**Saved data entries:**
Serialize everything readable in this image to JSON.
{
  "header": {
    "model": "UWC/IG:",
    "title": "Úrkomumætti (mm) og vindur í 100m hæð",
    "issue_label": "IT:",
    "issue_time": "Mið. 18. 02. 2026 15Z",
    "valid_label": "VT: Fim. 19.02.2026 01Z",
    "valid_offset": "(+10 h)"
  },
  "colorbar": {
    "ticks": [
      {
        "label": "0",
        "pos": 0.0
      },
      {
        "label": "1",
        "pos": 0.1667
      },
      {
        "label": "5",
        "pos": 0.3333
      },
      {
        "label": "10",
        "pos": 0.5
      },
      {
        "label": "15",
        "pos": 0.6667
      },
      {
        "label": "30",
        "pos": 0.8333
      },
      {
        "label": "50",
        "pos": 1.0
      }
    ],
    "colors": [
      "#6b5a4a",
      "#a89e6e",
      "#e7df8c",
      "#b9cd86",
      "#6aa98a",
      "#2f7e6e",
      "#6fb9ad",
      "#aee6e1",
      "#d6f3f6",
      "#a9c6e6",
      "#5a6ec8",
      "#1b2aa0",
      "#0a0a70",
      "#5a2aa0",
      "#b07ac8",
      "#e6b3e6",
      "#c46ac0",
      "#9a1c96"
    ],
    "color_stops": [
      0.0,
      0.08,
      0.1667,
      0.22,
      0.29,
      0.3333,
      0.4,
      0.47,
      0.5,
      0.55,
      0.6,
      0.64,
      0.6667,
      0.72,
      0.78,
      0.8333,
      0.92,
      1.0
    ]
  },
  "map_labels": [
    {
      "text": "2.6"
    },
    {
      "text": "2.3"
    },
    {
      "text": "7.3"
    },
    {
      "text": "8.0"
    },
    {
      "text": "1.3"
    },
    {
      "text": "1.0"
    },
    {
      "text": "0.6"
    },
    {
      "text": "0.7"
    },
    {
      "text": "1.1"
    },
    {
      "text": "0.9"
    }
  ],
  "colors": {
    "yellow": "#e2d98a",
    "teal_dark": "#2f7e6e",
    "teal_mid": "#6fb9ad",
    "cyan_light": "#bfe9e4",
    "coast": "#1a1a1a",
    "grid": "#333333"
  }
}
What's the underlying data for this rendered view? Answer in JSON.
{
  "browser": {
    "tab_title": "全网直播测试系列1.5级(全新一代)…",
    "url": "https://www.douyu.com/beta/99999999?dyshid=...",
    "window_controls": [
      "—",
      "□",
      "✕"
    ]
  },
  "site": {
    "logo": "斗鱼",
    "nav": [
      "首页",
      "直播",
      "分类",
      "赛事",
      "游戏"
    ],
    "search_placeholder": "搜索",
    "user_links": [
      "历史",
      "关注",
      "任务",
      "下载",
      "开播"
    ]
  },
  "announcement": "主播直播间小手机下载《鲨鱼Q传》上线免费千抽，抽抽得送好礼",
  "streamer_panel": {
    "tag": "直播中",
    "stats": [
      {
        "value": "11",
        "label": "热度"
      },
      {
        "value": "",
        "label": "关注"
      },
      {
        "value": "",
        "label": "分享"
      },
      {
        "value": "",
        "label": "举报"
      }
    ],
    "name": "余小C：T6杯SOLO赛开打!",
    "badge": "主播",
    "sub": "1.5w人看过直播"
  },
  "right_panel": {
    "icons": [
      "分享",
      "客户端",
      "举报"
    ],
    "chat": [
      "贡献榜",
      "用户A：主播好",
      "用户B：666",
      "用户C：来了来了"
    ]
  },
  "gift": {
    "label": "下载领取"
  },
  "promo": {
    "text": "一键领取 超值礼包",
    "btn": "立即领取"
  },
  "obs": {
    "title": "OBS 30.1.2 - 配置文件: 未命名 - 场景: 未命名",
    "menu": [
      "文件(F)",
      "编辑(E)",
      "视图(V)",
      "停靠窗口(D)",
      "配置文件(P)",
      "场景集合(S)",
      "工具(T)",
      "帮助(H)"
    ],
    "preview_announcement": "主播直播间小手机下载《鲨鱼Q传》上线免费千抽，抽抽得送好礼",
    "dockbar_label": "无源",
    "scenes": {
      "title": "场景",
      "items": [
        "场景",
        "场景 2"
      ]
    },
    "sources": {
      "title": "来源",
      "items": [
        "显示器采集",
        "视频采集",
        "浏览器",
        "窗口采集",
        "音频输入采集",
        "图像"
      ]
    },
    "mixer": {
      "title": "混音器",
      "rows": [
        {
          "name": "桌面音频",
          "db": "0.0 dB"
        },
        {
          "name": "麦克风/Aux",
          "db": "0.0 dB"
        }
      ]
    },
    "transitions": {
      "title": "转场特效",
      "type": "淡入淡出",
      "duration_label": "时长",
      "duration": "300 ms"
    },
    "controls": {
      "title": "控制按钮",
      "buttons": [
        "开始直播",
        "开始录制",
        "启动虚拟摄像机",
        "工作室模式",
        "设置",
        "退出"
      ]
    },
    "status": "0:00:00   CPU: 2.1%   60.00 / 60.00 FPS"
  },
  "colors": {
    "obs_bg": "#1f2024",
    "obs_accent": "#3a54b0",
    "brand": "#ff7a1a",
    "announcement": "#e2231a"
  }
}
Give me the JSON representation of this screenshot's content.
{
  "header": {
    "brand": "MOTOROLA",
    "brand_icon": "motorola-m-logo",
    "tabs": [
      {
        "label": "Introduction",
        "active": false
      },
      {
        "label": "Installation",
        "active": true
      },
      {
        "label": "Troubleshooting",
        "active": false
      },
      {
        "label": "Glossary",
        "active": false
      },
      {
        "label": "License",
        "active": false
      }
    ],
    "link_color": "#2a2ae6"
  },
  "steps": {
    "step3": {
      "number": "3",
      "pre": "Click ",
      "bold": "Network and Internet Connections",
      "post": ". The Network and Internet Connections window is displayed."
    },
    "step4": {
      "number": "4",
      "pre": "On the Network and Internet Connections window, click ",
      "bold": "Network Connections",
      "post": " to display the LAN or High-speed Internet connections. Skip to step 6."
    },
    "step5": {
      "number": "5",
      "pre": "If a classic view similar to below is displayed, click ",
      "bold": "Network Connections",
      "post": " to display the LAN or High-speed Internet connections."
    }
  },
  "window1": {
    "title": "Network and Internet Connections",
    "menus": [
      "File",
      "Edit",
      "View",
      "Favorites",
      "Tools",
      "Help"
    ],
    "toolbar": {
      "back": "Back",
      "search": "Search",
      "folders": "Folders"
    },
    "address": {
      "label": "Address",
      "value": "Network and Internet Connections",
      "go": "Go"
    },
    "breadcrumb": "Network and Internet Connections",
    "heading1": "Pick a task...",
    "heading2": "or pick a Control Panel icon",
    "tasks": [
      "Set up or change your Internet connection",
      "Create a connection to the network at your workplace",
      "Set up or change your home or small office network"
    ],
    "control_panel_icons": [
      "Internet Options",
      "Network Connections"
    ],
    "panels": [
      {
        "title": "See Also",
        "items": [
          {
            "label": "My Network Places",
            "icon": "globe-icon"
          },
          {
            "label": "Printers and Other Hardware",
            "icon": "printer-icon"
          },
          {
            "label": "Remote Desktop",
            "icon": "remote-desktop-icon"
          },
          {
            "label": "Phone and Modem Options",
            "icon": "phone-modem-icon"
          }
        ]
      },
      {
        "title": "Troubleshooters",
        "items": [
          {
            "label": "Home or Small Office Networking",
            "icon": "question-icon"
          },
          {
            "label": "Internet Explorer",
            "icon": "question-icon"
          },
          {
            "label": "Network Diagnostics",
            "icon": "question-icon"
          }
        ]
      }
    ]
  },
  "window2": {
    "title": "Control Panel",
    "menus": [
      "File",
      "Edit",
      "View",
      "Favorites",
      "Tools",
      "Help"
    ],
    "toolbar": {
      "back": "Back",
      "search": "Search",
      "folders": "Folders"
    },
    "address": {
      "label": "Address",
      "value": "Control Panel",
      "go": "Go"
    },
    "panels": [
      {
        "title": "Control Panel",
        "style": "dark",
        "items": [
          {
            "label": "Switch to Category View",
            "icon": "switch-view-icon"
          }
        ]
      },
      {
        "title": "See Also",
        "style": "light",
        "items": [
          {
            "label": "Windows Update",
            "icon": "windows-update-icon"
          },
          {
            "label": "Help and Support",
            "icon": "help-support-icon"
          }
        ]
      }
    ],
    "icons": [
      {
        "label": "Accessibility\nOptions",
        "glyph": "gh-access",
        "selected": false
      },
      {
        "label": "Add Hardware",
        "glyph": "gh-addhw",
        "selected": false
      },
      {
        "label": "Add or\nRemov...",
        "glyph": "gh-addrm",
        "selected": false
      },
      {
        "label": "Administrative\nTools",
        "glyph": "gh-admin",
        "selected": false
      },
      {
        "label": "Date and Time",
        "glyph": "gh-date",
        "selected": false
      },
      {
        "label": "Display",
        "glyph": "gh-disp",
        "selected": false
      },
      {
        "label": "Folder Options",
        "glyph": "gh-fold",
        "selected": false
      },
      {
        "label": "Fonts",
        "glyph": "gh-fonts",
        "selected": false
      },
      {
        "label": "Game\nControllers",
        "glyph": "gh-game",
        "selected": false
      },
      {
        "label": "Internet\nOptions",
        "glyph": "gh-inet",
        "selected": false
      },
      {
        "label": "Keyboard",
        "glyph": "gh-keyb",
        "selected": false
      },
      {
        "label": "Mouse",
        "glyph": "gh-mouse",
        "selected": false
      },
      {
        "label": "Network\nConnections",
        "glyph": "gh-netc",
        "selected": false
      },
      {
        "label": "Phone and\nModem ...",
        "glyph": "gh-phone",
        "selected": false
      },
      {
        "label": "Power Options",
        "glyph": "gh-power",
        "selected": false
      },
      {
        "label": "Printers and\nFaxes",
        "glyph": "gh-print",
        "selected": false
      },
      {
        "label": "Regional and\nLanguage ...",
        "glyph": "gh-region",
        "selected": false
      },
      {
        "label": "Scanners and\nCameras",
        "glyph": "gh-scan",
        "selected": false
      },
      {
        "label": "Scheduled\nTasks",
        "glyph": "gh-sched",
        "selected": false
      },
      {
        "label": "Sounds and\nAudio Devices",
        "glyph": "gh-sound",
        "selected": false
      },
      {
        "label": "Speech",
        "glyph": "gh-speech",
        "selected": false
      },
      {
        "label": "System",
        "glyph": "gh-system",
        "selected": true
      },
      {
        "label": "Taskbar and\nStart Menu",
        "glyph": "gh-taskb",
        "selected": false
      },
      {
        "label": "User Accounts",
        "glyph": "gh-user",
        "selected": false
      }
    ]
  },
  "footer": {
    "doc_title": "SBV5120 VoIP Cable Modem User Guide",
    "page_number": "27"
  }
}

**THE TASK:** Where a line above contains the string "change", copy that line.

**THE RESULT:**
      "Set up or change your Internet connection",
      "Set up or change your home or small office network"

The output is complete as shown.